=== WHAT YOU NEED TO DO ===
Of all the lines in the records, how many hold the word "this"? Answer with the number only.

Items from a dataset
- - -
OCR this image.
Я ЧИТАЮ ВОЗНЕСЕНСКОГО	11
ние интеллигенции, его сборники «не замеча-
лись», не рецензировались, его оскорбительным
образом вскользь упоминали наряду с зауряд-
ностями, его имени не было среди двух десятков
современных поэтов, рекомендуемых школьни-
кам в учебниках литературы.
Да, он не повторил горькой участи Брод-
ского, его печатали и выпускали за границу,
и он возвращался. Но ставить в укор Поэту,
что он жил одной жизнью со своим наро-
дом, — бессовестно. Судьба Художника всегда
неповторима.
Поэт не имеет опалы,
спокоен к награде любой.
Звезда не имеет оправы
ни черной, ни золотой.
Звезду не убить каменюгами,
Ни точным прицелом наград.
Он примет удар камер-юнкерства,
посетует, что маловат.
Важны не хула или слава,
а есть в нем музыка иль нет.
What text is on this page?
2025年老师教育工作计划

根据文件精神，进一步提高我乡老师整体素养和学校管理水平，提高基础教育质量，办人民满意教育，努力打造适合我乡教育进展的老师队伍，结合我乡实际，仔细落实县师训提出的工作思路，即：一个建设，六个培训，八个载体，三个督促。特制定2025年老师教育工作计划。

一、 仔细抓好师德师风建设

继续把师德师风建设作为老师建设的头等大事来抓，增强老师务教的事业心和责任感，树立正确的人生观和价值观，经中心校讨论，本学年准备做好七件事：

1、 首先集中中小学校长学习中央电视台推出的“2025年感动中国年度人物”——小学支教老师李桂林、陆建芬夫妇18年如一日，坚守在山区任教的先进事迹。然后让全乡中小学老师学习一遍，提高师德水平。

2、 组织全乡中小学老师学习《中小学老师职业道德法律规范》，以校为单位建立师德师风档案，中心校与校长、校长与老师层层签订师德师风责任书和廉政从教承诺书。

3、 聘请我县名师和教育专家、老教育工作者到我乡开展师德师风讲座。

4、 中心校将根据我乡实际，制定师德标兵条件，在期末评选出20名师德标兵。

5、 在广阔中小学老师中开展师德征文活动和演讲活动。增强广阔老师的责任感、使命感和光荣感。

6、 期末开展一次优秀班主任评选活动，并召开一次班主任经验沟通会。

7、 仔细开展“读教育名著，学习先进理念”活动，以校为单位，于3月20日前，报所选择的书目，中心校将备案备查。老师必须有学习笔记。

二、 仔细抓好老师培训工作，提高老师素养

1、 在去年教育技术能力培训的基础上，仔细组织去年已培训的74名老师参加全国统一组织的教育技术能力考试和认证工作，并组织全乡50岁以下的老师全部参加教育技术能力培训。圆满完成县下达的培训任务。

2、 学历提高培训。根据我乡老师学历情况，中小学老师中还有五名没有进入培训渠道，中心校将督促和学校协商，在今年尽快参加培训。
- - -
=== TASK RESULT ===
2